▶ **WRITTEN EXERCISE 1**
Echo the passage from the page about the Nightwish single "Sacrament of Wilderness" word for word, starting at "- Length: 4:09" and ending at "Oceanborn and Wishmaster.".

▶ **DOCUMENT SEGMENT**
::::
Single by Nightwish

from the album Oceanborn
- Released: November 1998
- Studio: Caverock (Kitee, Finland)
- Length: 4:09
- Label: Spinefarm
- Composers: Emppu Vuorinen; Tuomas Holopainen;
- Lyricist: Tuomas Holopainen
- Producer: Tero Kinnunen

Nightwish singles chronology
| "The Carpenter" (1997) | "Sacrament of Wilderness" (1998) | "Walking in the Air" (1999) |

= Sacrament of Wilderness =

1998 single by Nightwish

"Sacrament of Wilderness" is the second single by the Finnish symphonic metal band Nightwish, released as the first single from their second studio album, Oceanborn, and a split-single with "Eternal Tears of Sorrow" and "Darkwoods My Betrothed". The single's cover art features the owl with the same scroll as in the cover of Oceanborn and Wishmaster.
::::
▶ **GIVEN RECORDS**
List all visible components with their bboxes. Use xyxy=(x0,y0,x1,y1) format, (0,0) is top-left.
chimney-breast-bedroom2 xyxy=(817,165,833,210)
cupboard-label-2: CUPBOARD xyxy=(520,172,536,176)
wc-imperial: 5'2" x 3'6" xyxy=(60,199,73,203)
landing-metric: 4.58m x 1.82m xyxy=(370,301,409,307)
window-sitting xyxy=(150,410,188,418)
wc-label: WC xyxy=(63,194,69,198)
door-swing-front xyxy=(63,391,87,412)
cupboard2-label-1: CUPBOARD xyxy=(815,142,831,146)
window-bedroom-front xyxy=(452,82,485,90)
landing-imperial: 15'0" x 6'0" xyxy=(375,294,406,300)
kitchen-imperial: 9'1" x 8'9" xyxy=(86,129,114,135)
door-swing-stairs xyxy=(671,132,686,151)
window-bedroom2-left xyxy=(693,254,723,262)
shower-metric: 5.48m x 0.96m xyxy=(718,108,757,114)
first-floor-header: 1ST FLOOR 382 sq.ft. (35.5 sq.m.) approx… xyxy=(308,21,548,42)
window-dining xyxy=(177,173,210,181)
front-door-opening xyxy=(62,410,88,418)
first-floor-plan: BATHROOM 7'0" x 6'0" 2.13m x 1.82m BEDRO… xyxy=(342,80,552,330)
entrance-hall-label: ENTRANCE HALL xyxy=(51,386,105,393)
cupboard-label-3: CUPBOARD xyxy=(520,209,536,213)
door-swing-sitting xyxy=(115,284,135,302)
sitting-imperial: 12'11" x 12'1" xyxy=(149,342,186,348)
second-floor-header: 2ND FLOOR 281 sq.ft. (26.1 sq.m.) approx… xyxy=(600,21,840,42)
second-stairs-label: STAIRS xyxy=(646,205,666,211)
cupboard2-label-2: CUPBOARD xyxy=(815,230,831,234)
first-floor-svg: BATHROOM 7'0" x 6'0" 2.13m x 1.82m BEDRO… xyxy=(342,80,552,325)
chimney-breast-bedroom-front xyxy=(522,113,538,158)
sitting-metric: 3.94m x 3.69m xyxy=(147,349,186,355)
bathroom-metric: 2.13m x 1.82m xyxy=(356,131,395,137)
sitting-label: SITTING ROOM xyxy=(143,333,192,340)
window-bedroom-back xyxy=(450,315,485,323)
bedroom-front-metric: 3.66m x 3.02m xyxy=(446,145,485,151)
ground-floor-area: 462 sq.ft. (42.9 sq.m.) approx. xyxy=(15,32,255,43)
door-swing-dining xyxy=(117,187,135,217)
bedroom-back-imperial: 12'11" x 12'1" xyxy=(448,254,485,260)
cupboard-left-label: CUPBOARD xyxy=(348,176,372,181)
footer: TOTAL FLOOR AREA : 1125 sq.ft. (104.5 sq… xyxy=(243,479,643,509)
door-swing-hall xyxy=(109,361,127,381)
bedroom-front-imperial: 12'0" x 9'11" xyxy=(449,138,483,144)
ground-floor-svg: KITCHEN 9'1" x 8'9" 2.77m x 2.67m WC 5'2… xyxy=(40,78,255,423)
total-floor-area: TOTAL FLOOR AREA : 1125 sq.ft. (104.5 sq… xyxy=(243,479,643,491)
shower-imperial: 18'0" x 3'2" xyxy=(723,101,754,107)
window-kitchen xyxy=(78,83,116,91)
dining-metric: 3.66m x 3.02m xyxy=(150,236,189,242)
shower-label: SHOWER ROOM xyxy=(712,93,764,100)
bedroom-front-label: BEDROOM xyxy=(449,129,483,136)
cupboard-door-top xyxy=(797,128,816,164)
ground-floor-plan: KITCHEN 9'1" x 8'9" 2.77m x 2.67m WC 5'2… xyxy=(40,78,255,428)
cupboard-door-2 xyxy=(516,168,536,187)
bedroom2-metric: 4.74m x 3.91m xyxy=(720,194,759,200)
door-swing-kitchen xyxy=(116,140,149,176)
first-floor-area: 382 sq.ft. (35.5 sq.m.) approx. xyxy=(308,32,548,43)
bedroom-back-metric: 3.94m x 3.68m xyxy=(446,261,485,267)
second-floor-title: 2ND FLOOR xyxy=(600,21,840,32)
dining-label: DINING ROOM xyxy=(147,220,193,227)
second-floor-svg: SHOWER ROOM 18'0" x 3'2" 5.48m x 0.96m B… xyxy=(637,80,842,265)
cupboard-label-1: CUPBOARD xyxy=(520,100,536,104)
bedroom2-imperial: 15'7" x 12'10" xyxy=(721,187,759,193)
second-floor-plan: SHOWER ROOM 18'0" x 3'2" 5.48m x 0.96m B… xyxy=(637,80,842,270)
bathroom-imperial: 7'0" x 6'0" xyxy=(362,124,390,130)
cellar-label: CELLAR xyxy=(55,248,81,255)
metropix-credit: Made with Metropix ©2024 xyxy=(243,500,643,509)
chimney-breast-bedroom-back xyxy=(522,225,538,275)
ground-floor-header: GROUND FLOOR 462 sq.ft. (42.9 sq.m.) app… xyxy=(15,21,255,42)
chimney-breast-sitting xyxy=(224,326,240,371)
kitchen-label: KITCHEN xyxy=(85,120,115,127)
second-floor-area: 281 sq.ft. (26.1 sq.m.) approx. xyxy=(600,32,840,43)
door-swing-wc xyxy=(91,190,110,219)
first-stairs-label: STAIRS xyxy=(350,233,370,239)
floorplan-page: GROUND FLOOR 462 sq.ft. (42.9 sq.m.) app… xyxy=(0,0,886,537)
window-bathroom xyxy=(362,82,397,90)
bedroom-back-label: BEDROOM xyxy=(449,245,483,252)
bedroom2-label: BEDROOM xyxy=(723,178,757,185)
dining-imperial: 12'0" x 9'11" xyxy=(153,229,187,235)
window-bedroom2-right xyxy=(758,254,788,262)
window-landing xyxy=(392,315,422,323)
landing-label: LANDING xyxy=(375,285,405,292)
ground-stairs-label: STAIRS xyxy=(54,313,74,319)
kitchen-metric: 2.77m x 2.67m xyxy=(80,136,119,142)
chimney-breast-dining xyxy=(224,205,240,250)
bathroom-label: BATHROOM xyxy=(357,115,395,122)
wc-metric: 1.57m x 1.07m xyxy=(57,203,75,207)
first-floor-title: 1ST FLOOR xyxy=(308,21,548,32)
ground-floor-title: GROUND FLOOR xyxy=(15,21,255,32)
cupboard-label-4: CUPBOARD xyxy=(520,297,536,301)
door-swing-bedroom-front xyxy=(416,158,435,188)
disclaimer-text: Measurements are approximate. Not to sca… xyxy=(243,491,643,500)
::::
▶ **WRITTEN EXERCISE 2**
Turn the rows into a JSON list of strings, starting at their first line and ending at the line that contains "window-sitting xyxy=(150,410,188,418)". Use one string per line and leave out blank lines.

▶ **TASK RESPONSE 1**
- Length: 4:09
- Label: Spinefarm
- Composers: Emppu Vuorinen; Tuomas Holopainen;
- Lyricist: Tuomas Holopainen
- Producer: Tero Kinnunen

Nightwish singles chronology
| "The Carpenter" (1997) | "Sacrament of Wilderness" (1998) | "Walking in the Air" (1999) |

= Sacrament of Wilderness =

1998 single by Nightwish

"Sacrament of Wilderness" is the second single by the Finnish symphonic metal band Nightwish, released as the first single from their second studio album, Oceanborn, and a split-single with "Eternal Tears of Sorrow" and "Darkwoods My Betrothed". The single's cover art features the owl with the same scroll as in the cover of Oceanborn and Wishmaster.

▶ **TASK RESPONSE 2**
[
  "List all visible components with their bboxes. Use xyxy=(x0,y0,x1,y1) format, (0,0) is top-left.",
  "chimney-breast-bedroom2 xyxy=(817,165,833,210)",
  "cupboard-label-2: CUPBOARD xyxy=(520,172,536,176)",
  "wc-imperial: 5'2\" x 3'6\" xyxy=(60,199,73,203)",
  "landing-metric: 4.58m x 1.82m xyxy=(370,301,409,307)",
  "window-sitting xyxy=(150,410,188,418)"
]